Fragmento del documento:

┄┄┄┄┄┄┄┄┄┄

Firefly Aerospace está a punto de volver a volar su cohete Alpha después de casi diez meses sin lanzamientos. La compañía apunta a una ventana que comienza el 27 de febrero para su misión Stairway to Seven, desde Vandenberg, California. El objetivo no es solo poner al cohete en órbita, sino también restaurar la confianza luego de que el sistema quede en pausa por dos incidentes graves el año pasado.

Alpha es el vector orbital con el que Firefly compite en el mercado de lanzamientos de pequeños satélites, un segmento donde la confiabilidad se paga caro. La misión será el séptimo vuelo de Alpha, pero el primero desde FLTA006, que voló en abril de 2025. En ese entonces, un problema con la separación de etapas y el encendido de la segunda etapa terminó con la pérdida de la misión. A ese golpe se le sumó otro en septiembre, cuando un booster destinado al siguiente vuelo sufrió un evento de combustión durante pruebas en tierra, lo que estiró cronogramas e impulsó una investigación interna.

┄┄┄┄┄┄┄┄┄┄

Datos extraídos:
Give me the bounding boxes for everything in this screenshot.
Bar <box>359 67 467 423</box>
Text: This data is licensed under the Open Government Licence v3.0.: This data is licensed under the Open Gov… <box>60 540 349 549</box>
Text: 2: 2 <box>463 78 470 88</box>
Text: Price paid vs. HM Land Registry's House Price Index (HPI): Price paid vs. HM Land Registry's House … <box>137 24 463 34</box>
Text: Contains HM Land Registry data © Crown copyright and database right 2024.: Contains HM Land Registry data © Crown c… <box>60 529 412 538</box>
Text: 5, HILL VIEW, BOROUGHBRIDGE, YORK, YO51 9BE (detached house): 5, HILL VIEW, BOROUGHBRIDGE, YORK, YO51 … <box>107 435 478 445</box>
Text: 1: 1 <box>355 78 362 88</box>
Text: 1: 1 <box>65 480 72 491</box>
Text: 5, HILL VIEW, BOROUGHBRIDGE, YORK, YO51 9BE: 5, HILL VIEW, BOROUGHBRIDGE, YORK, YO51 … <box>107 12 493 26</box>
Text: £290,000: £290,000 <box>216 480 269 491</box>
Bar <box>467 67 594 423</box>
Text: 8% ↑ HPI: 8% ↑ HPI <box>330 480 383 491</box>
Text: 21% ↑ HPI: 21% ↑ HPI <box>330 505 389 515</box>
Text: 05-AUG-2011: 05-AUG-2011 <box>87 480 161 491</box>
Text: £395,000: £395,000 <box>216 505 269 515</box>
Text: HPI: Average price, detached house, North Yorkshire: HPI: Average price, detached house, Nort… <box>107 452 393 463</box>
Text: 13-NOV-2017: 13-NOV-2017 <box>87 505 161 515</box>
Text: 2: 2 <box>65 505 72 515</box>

┄┄┄┄┄┄┄┄┄┄

Trabajo requerido:
1) Responde estas preguntas sobre el texto del regreso del cohete Alpha:
(a) ¿Qué día comienza la ventana de la misión Stairway to Seven?
(b) ¿Desde dónde se lanzará esa misión?
(c) ¿En qué mes y año voló FLTA006?
2) Según el texto del regreso del cohete Alpha, ¿qué ocurrió en septiembre que estiró los cronogramas? Explícalo en una a tres oraciones.

Resultados del ejercicio:
1)
(a) El 27 de febrero.
(b) Desde Vandenberg, California.
(c) En abril de 2025.

2) Un booster destinado al siguiente vuelo sufrió un evento de combustión durante pruebas en tierra. Eso estiró los cronogramas e impulsó una investigación interna.